--- start Entries ---

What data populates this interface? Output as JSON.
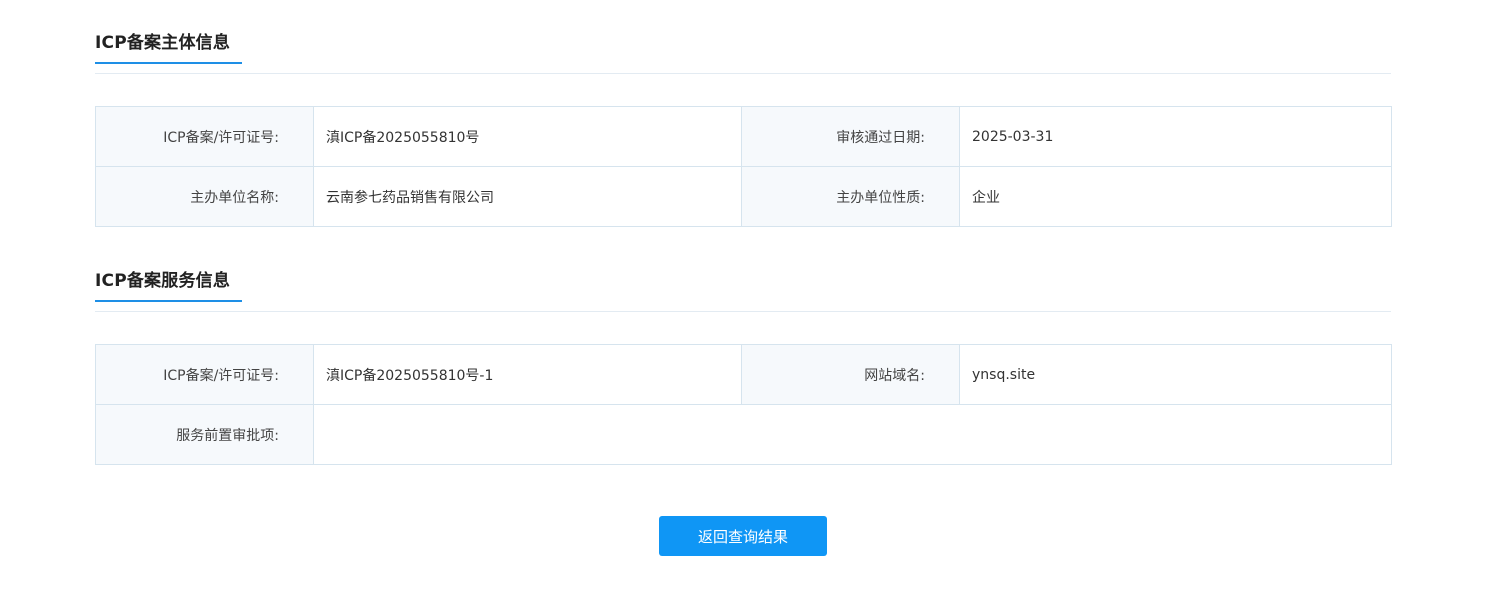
{
  "subject_section": {
    "title": "ICP备案主体信息",
    "rows": [
      {
        "label1": "ICP备案/许可证号:",
        "value1": "滇ICP备2025055810号",
        "label2": "审核通过日期:",
        "value2": "2025-03-31"
      },
      {
        "label1": "主办单位名称:",
        "value1": "云南参七药品销售有限公司",
        "label2": "主办单位性质:",
        "value2": "企业"
      }
    ]
  },
  "service_section": {
    "title": "ICP备案服务信息",
    "license_label": "ICP备案/许可证号:",
    "license_value": "滇ICP备2025055810号-1",
    "domain_label": "网站域名:",
    "domain_value": "ynsq.site",
    "preapproval_label": "服务前置审批项:",
    "preapproval_value": ""
  },
  "return_button_label": "返回查询结果",
  "colors": {
    "accent": "#1e8fe6",
    "button": "#0f96f5",
    "label_bg": "#f6f9fc",
    "border": "#d6e4ee"
  }
}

--- end Entries ---

**Instruction**
Return all of the data exactly as written, and drop the pictures.

**Answer to the exercise**
What data populates this interface? Output as JSON.
{
  "subject_section": {
    "title": "ICP备案主体信息",
    "rows": [
      {
        "label1": "ICP备案/许可证号:",
        "value1": "滇ICP备2025055810号",
        "label2": "审核通过日期:",
        "value2": "2025-03-31"
      },
      {
        "label1": "主办单位名称:",
        "value1": "云南参七药品销售有限公司",
        "label2": "主办单位性质:",
        "value2": "企业"
      }
    ]
  },
  "service_section": {
    "title": "ICP备案服务信息",
    "license_label": "ICP备案/许可证号:",
    "license_value": "滇ICP备2025055810号-1",
    "domain_label": "网站域名:",
    "domain_value": "ynsq.site",
    "preapproval_label": "服务前置审批项:",
    "preapproval_value": ""
  },
  "return_button_label": "返回查询结果",
  "colors": {
    "accent": "#1e8fe6",
    "button": "#0f96f5",
    "label_bg": "#f6f9fc",
    "border": "#d6e4ee"
  }
}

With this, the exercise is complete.